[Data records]
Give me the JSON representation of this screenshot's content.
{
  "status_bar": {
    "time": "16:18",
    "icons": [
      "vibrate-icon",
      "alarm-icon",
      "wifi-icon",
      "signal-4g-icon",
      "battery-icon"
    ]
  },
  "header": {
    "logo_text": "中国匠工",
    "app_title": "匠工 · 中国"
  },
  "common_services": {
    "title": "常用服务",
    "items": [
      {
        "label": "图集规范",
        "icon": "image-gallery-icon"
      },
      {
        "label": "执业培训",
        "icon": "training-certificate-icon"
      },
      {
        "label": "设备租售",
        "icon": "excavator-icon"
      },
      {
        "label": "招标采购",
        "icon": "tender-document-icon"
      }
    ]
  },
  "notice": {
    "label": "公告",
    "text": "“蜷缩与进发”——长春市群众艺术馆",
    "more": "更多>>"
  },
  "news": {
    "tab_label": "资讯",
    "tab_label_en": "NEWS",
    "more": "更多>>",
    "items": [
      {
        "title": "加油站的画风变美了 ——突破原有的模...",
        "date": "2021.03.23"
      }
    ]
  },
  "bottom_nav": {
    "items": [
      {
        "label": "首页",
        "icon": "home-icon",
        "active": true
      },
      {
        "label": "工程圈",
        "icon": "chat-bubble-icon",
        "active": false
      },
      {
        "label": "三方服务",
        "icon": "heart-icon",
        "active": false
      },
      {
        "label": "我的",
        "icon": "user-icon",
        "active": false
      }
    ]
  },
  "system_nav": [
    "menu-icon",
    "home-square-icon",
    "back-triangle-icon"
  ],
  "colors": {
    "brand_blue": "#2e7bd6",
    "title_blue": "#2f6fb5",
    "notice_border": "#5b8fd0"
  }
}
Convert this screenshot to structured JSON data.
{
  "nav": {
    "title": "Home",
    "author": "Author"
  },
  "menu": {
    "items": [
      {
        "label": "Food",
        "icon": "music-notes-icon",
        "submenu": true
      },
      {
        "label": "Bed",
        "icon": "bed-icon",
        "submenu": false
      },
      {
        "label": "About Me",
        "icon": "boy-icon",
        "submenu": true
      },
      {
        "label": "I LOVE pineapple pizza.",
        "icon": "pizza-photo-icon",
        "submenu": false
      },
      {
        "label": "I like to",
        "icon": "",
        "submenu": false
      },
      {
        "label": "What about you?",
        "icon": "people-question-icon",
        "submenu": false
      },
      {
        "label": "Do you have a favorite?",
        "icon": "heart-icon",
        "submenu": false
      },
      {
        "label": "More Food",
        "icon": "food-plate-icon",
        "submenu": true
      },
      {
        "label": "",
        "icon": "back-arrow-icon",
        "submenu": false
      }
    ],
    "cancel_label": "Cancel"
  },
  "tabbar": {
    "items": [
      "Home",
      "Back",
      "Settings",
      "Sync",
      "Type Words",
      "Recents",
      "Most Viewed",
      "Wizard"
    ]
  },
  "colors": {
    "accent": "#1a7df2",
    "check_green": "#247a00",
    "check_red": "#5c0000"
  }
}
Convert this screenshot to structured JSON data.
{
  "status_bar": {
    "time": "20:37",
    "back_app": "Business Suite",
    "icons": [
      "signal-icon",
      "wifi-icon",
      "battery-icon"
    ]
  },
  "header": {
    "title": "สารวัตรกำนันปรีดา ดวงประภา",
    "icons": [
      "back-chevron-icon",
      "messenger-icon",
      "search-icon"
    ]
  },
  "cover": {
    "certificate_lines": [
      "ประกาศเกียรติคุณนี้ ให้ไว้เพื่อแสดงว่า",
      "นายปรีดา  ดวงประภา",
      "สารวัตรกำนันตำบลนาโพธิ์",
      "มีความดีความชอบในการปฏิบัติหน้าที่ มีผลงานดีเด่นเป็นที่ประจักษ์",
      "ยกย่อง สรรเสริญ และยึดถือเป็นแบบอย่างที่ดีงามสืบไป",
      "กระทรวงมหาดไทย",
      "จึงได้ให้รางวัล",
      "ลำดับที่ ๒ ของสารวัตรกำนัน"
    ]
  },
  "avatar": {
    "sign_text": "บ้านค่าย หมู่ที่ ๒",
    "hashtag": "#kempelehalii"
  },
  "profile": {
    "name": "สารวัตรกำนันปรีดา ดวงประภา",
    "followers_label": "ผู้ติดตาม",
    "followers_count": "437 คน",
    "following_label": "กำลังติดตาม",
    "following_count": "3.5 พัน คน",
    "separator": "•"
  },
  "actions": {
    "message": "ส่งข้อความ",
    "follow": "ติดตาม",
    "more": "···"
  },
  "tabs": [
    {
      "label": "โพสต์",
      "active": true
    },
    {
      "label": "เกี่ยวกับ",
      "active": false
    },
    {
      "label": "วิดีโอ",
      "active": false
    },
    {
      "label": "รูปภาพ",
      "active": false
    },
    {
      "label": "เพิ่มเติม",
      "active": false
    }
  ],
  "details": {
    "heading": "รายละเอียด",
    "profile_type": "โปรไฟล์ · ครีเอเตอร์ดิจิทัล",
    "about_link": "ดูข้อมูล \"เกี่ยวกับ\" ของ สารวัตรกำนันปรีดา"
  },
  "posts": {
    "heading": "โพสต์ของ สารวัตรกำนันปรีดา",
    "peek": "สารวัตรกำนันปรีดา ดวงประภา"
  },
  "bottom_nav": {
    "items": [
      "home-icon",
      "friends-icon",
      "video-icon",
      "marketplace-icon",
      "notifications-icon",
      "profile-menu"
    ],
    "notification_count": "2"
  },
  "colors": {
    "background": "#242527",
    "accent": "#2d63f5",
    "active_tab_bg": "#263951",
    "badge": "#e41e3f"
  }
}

TASK REQUIREMENTS | Return the whole listing exactly, with every line included.

RESPONSE TO THIS EXERCISE |
Give me the JSON representation of this screenshot's content.
{
  "status_bar": {
    "time": "16:18",
    "icons": [
      "vibrate-icon",
      "alarm-icon",
      "wifi-icon",
      "signal-4g-icon",
      "battery-icon"
    ]
  },
  "header": {
    "logo_text": "中国匠工",
    "app_title": "匠工 · 中国"
  },
  "common_services": {
    "title": "常用服务",
    "items": [
      {
        "label": "图集规范",
        "icon": "image-gallery-icon"
      },
      {
        "label": "执业培训",
        "icon": "training-certificate-icon"
      },
      {
        "label": "设备租售",
        "icon": "excavator-icon"
      },
      {
        "label": "招标采购",
        "icon": "tender-document-icon"
      }
    ]
  },
  "notice": {
    "label": "公告",
    "text": "“蜷缩与进发”——长春市群众艺术馆",
    "more": "更多>>"
  },
  "news": {
    "tab_label": "资讯",
    "tab_label_en": "NEWS",
    "more": "更多>>",
    "items": [
      {
        "title": "加油站的画风变美了 ——突破原有的模...",
        "date": "2021.03.23"
      }
    ]
  },
  "bottom_nav": {
    "items": [
      {
        "label": "首页",
        "icon": "home-icon",
        "active": true
      },
      {
        "label": "工程圈",
        "icon": "chat-bubble-icon",
        "active": false
      },
      {
        "label": "三方服务",
        "icon": "heart-icon",
        "active": false
      },
      {
        "label": "我的",
        "icon": "user-icon",
        "active": false
      }
    ]
  },
  "system_nav": [
    "menu-icon",
    "home-square-icon",
    "back-triangle-icon"
  ],
  "colors": {
    "brand_blue": "#2e7bd6",
    "title_blue": "#2f6fb5",
    "notice_border": "#5b8fd0"
  }
}
Convert this screenshot to structured JSON data.
{
  "nav": {
    "title": "Home",
    "author": "Author"
  },
  "menu": {
    "items": [
      {
        "label": "Food",
        "icon": "music-notes-icon",
        "submenu": true
      },
      {
        "label": "Bed",
        "icon": "bed-icon",
        "submenu": false
      },
      {
        "label": "About Me",
        "icon": "boy-icon",
        "submenu": true
      },
      {
        "label": "I LOVE pineapple pizza.",
        "icon": "pizza-photo-icon",
        "submenu": false
      },
      {
        "label": "I like to",
        "icon": "",
        "submenu": false
      },
      {
        "label": "What about you?",
        "icon": "people-question-icon",
        "submenu": false
      },
      {
        "label": "Do you have a favorite?",
        "icon": "heart-icon",
        "submenu": false
      },
      {
        "label": "More Food",
        "icon": "food-plate-icon",
        "submenu": true
      },
      {
        "label": "",
        "icon": "back-arrow-icon",
        "submenu": false
      }
    ],
    "cancel_label": "Cancel"
  },
  "tabbar": {
    "items": [
      "Home",
      "Back",
      "Settings",
      "Sync",
      "Type Words",
      "Recents",
      "Most Viewed",
      "Wizard"
    ]
  },
  "colors": {
    "accent": "#1a7df2",
    "check_green": "#247a00",
    "check_red": "#5c0000"
  }
}
Convert this screenshot to structured JSON data.
{
  "status_bar": {
    "time": "20:37",
    "back_app": "Business Suite",
    "icons": [
      "signal-icon",
      "wifi-icon",
      "battery-icon"
    ]
  },
  "header": {
    "title": "สารวัตรกำนันปรีดา ดวงประภา",
    "icons": [
      "back-chevron-icon",
      "messenger-icon",
      "search-icon"
    ]
  },
  "cover": {
    "certificate_lines": [
      "ประกาศเกียรติคุณนี้ ให้ไว้เพื่อแสดงว่า",
      "นายปรีดา  ดวงประภา",
      "สารวัตรกำนันตำบลนาโพธิ์",
      "มีความดีความชอบในการปฏิบัติหน้าที่ มีผลงานดีเด่นเป็นที่ประจักษ์",
      "ยกย่อง สรรเสริญ และยึดถือเป็นแบบอย่างที่ดีงามสืบไป",
      "กระทรวงมหาดไทย",
      "จึงได้ให้รางวัล",
      "ลำดับที่ ๒ ของสารวัตรกำนัน"
    ]
  },
  "avatar": {
    "sign_text": "บ้านค่าย หมู่ที่ ๒",
    "hashtag": "#kempelehalii"
  },
  "profile": {
    "name": "สารวัตรกำนันปรีดา ดวงประภา",
    "followers_label": "ผู้ติดตาม",
    "followers_count": "437 คน",
    "following_label": "กำลังติดตาม",
    "following_count": "3.5 พัน คน",
    "separator": "•"
  },
  "actions": {
    "message": "ส่งข้อความ",
    "follow": "ติดตาม",
    "more": "···"
  },
  "tabs": [
    {
      "label": "โพสต์",
      "active": true
    },
    {
      "label": "เกี่ยวกับ",
      "active": false
    },
    {
      "label": "วิดีโอ",
      "active": false
    },
    {
      "label": "รูปภาพ",
      "active": false
    },
    {
      "label": "เพิ่มเติม",
      "active": false
    }
  ],
  "details": {
    "heading": "รายละเอียด",
    "profile_type": "โปรไฟล์ · ครีเอเตอร์ดิจิทัล",
    "about_link": "ดูข้อมูล \"เกี่ยวกับ\" ของ สารวัตรกำนันปรีดา"
  },
  "posts": {
    "heading": "โพสต์ของ สารวัตรกำนันปรีดา",
    "peek": "สารวัตรกำนันปรีดา ดวงประภา"
  },
  "bottom_nav": {
    "items": [
      "home-icon",
      "friends-icon",
      "video-icon",
      "marketplace-icon",
      "notifications-icon",
      "profile-menu"
    ],
    "notification_count": "2"
  },
  "colors": {
    "background": "#242527",
    "accent": "#2d63f5",
    "active_tab_bg": "#263951",
    "badge": "#e41e3f"
  }
}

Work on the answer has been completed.